AIM OF THE TASK: Reproduce every line in the listing that contains the word "description".
::::::::
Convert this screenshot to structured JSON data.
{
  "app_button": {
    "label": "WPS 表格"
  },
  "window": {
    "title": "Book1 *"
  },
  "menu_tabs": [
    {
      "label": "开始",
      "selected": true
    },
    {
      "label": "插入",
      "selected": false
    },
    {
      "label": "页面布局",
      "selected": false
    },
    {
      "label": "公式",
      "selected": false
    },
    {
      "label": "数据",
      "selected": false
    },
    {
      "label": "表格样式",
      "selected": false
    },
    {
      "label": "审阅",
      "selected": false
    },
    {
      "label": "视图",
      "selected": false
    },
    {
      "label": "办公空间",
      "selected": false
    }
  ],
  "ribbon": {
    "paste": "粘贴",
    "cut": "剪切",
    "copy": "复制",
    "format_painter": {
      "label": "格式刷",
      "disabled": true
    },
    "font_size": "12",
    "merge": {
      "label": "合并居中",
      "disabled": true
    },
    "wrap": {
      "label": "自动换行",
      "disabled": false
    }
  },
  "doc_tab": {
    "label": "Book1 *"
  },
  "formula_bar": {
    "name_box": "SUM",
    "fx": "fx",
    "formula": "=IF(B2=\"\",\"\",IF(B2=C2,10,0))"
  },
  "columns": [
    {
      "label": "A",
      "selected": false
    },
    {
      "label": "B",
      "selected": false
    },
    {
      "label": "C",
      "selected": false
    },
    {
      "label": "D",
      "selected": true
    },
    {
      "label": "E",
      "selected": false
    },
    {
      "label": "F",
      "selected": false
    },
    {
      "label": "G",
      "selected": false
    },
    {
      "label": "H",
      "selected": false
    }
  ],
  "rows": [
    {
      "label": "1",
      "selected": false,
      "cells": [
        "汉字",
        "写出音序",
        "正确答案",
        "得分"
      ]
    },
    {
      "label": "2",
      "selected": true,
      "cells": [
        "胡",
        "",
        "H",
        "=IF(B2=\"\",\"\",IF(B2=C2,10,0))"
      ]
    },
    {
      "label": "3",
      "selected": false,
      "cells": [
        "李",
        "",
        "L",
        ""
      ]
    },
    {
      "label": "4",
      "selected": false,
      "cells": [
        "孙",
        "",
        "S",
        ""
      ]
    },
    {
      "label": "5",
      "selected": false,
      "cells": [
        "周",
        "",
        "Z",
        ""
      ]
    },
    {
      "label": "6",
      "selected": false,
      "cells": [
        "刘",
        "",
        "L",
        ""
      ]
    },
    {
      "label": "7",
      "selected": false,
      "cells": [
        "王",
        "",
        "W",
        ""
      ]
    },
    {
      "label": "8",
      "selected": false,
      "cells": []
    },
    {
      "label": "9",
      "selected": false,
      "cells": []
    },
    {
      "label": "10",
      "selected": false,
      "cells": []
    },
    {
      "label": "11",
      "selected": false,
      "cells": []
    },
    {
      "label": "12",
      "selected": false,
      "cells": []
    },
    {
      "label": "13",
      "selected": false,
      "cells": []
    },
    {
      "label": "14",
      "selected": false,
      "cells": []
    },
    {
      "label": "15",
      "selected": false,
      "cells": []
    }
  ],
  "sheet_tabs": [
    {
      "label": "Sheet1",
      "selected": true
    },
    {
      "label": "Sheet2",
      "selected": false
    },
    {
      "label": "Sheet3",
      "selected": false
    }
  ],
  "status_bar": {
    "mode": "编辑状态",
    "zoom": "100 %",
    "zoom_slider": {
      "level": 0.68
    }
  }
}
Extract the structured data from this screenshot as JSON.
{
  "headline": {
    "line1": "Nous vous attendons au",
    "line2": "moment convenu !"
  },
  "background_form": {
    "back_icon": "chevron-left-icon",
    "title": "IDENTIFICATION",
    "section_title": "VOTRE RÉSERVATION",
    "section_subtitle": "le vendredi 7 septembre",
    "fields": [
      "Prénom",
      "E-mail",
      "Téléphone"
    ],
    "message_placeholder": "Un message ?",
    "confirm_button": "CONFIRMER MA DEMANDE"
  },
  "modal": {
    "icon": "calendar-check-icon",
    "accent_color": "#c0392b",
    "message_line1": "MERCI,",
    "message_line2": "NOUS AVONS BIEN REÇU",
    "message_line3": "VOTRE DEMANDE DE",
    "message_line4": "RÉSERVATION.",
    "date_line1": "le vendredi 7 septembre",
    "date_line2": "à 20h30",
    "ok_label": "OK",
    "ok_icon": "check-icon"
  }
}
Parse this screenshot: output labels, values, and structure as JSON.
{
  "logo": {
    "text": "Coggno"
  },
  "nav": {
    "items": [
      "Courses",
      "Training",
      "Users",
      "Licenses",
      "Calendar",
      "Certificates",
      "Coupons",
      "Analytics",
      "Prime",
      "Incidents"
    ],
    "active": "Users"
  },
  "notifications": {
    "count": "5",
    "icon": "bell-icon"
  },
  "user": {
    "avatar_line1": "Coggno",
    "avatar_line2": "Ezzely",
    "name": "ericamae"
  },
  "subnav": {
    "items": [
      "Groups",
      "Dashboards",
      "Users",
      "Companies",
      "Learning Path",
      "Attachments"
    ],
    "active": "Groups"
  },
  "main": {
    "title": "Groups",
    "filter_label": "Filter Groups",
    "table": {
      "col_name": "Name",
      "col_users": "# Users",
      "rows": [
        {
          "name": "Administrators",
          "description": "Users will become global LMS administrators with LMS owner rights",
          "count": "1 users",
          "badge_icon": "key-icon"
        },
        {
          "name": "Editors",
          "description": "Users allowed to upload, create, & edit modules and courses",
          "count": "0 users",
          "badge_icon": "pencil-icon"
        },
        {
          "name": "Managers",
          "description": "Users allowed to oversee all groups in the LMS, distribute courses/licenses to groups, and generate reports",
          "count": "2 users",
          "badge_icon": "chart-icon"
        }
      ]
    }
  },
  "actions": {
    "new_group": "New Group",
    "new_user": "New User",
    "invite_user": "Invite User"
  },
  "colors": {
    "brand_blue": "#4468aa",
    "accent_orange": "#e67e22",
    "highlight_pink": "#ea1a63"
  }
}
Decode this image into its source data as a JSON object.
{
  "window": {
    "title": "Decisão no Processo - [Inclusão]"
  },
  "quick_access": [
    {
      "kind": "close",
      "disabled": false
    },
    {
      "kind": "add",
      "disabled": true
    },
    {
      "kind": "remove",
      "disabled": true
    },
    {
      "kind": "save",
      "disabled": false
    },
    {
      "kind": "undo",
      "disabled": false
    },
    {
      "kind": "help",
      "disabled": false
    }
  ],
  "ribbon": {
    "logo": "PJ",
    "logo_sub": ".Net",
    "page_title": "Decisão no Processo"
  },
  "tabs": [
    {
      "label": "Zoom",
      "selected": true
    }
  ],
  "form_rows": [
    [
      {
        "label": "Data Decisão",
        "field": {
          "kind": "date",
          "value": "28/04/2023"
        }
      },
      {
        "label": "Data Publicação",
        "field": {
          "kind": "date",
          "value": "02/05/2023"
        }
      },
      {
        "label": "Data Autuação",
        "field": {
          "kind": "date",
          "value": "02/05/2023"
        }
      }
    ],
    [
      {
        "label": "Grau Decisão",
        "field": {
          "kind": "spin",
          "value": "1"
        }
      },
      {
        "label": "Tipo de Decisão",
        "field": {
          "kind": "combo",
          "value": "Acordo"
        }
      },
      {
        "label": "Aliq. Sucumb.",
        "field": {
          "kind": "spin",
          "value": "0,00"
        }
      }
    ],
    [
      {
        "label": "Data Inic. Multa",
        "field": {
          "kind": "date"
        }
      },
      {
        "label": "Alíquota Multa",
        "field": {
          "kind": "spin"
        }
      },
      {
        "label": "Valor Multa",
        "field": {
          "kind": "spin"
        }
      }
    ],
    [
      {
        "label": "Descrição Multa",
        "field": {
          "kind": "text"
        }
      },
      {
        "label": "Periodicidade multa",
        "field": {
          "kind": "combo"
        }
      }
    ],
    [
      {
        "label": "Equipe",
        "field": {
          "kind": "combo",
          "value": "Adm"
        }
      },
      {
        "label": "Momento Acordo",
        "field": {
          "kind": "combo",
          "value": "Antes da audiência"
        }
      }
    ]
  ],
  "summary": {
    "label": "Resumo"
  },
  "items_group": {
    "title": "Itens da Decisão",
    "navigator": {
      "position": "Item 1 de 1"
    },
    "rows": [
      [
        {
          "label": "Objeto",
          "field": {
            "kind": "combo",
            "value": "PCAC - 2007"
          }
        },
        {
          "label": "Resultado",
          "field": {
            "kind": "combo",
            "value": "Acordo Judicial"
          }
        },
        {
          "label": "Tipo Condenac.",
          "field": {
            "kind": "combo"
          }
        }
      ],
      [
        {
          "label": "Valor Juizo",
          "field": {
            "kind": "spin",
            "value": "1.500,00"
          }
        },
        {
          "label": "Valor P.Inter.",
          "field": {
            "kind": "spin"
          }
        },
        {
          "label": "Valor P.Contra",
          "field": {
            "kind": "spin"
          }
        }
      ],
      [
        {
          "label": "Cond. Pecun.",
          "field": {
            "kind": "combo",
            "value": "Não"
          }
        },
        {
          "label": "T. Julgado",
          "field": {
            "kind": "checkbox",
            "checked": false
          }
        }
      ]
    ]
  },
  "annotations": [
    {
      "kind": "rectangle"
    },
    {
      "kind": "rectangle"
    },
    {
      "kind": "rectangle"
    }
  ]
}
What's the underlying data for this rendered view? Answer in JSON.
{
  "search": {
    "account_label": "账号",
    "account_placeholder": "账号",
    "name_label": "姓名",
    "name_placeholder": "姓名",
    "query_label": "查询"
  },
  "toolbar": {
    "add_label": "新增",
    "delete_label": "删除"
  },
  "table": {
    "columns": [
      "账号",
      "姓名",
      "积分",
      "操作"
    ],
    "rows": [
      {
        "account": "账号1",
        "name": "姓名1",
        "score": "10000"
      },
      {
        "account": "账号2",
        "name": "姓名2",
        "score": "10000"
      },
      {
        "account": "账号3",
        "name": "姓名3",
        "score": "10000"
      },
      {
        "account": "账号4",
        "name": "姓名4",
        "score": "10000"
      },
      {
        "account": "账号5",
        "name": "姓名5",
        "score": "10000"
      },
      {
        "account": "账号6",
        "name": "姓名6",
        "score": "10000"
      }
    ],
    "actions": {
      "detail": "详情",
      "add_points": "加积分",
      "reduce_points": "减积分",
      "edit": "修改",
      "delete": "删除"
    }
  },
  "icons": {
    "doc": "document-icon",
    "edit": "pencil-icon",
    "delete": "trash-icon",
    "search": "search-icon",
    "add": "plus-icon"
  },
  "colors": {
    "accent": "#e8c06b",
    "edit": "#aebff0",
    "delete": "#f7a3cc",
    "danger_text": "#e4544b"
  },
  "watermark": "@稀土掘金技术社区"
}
::::::::
THE ANSWER:
          "description": "Users will become global LMS administrators with LMS owner rights",
          "description": "Users allowed to upload, create, & edit modules and courses",
          "description": "Users allowed to oversee all groups in the LMS, distribute courses/licenses to groups, and generate reports",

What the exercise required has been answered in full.